— Start of ENTRIES SHOWN —
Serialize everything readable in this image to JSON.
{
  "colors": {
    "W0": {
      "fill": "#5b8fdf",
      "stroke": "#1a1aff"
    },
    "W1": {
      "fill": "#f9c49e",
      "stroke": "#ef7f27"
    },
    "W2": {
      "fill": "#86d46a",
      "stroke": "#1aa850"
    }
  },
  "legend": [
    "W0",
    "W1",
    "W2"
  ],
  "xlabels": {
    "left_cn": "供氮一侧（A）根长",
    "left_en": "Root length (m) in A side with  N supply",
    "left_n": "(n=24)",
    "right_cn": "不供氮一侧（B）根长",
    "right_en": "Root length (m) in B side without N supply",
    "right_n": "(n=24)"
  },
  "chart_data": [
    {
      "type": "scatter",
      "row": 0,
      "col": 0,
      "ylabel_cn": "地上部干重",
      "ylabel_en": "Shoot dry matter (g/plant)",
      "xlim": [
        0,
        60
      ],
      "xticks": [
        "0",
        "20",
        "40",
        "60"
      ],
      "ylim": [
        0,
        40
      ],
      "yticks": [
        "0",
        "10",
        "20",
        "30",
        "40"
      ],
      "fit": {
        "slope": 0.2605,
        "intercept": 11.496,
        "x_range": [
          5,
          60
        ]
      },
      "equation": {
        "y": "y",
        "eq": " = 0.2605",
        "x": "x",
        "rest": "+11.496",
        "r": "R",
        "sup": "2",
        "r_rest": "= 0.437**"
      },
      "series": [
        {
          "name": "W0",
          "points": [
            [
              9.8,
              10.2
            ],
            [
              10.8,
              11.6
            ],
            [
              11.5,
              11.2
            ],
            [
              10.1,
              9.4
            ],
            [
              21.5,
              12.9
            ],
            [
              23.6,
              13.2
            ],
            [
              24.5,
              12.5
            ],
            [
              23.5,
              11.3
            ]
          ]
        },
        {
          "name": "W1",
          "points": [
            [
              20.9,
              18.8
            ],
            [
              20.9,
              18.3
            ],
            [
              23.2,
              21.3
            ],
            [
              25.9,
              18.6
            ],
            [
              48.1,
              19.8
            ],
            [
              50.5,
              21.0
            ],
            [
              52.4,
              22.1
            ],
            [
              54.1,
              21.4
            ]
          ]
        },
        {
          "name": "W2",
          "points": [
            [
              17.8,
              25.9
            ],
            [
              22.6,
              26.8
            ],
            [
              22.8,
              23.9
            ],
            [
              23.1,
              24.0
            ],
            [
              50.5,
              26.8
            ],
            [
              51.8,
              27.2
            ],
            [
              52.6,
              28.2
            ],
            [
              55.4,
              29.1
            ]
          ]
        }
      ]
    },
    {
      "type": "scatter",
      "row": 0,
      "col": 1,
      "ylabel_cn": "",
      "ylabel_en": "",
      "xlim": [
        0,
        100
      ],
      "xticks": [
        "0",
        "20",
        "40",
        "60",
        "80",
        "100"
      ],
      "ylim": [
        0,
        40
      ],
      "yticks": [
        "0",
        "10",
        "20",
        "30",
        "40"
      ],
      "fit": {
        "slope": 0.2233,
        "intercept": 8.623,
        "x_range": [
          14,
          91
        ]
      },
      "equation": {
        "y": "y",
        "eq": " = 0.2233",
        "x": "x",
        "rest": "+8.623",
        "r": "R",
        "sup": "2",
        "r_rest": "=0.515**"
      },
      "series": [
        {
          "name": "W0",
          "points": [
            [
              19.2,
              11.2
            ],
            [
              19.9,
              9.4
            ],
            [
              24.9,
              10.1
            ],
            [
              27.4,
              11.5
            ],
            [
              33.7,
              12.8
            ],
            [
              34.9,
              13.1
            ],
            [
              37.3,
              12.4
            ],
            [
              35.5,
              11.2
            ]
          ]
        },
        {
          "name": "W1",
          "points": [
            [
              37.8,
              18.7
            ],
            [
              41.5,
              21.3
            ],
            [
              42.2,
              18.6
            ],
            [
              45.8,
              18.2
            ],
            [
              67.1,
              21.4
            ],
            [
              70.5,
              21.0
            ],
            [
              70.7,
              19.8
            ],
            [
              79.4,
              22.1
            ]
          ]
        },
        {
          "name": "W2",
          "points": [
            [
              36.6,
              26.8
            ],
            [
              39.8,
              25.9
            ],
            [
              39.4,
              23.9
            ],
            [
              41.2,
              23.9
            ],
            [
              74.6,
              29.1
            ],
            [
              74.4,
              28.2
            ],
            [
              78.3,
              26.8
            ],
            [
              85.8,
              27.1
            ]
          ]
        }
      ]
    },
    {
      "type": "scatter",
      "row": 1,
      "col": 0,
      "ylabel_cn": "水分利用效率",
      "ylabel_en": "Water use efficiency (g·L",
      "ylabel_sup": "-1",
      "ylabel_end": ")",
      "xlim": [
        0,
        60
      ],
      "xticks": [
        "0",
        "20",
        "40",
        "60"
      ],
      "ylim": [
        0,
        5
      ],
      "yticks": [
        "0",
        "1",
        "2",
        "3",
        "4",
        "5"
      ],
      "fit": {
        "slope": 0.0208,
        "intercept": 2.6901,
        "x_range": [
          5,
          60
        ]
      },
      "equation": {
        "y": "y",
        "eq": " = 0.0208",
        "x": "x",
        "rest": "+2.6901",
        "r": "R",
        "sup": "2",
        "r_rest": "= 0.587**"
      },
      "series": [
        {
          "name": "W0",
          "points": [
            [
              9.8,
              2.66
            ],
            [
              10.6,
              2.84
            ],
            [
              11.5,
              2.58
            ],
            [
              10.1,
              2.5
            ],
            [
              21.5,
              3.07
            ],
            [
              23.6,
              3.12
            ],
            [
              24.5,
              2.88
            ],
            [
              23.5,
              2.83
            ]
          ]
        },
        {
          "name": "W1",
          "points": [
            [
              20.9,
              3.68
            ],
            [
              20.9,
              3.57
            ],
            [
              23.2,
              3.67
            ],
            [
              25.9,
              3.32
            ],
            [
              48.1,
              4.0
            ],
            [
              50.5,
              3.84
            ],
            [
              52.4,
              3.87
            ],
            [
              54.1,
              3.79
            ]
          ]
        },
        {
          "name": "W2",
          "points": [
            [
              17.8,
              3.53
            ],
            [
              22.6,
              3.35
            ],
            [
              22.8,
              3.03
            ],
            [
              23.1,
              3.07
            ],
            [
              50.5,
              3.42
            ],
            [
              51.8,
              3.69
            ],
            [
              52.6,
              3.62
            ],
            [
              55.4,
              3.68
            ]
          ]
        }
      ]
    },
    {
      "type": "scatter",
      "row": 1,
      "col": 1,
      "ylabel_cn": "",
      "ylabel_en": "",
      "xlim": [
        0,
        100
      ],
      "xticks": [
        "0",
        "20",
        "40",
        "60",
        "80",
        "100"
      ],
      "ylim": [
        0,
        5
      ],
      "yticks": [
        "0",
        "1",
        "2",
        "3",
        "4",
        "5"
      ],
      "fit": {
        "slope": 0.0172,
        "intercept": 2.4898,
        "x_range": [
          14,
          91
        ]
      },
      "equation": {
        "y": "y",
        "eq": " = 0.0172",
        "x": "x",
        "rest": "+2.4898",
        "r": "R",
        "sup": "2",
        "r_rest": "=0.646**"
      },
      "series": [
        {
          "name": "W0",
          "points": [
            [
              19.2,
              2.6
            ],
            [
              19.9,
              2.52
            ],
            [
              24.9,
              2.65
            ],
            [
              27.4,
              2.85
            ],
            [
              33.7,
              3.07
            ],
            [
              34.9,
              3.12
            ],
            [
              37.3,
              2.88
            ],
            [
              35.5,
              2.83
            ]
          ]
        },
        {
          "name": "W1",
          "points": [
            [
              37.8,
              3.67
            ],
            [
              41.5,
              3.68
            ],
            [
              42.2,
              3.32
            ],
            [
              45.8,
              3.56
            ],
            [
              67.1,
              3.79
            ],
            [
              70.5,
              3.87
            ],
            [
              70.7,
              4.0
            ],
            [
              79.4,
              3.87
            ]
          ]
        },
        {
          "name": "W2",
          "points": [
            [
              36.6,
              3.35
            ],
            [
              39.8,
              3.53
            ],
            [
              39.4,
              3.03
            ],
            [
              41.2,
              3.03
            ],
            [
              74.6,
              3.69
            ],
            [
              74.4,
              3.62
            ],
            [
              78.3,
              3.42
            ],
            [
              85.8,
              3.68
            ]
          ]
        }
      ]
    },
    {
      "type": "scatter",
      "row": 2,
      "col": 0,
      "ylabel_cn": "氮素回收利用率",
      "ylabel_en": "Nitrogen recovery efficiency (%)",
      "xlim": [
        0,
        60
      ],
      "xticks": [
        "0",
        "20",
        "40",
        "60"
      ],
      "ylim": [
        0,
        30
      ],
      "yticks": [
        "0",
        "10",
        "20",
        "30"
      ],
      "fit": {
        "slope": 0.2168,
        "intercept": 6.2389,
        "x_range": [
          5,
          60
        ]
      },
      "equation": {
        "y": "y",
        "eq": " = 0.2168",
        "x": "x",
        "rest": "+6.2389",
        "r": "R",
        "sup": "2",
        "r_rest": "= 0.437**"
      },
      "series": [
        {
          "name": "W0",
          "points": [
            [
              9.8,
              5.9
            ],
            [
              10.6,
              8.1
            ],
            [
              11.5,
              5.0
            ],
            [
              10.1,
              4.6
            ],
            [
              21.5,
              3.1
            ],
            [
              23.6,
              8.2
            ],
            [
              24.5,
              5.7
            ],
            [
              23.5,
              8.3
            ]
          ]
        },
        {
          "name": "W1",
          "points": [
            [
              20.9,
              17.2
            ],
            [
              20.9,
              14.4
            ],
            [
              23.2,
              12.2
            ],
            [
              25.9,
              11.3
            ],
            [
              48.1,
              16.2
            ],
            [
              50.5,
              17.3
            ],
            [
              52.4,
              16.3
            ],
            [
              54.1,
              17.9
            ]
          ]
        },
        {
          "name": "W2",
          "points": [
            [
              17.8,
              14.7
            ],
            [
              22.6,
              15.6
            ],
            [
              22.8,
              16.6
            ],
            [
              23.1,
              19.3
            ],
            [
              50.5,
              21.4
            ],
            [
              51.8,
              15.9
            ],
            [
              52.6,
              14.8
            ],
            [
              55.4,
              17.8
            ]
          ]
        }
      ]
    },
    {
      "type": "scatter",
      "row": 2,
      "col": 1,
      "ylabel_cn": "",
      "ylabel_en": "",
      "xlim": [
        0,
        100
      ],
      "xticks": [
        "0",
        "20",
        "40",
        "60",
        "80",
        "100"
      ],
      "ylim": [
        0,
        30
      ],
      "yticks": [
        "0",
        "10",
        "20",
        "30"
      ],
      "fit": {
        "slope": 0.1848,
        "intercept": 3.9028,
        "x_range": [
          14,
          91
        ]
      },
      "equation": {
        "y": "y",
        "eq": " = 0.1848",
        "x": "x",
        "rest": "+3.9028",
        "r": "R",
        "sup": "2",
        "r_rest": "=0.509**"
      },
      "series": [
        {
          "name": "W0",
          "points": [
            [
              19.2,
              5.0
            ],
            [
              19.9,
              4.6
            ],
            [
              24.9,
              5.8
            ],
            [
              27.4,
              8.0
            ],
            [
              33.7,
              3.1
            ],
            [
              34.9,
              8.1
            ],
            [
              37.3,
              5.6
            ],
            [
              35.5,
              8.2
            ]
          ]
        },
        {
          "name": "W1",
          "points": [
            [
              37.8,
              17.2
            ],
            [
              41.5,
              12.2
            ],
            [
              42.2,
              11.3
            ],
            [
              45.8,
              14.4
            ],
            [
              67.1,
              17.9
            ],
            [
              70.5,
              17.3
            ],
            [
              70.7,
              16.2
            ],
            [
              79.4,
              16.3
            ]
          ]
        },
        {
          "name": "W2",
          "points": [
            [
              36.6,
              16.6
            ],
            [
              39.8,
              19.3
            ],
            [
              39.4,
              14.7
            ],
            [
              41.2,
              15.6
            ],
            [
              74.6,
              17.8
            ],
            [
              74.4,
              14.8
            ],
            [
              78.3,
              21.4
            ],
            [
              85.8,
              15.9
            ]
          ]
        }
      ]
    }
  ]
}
— End of ENTRIES SHOWN —
### TASK DIRECTIONS
Tell how many lines include "side". The number is the whole answer.

### EXERCISE RESULT
2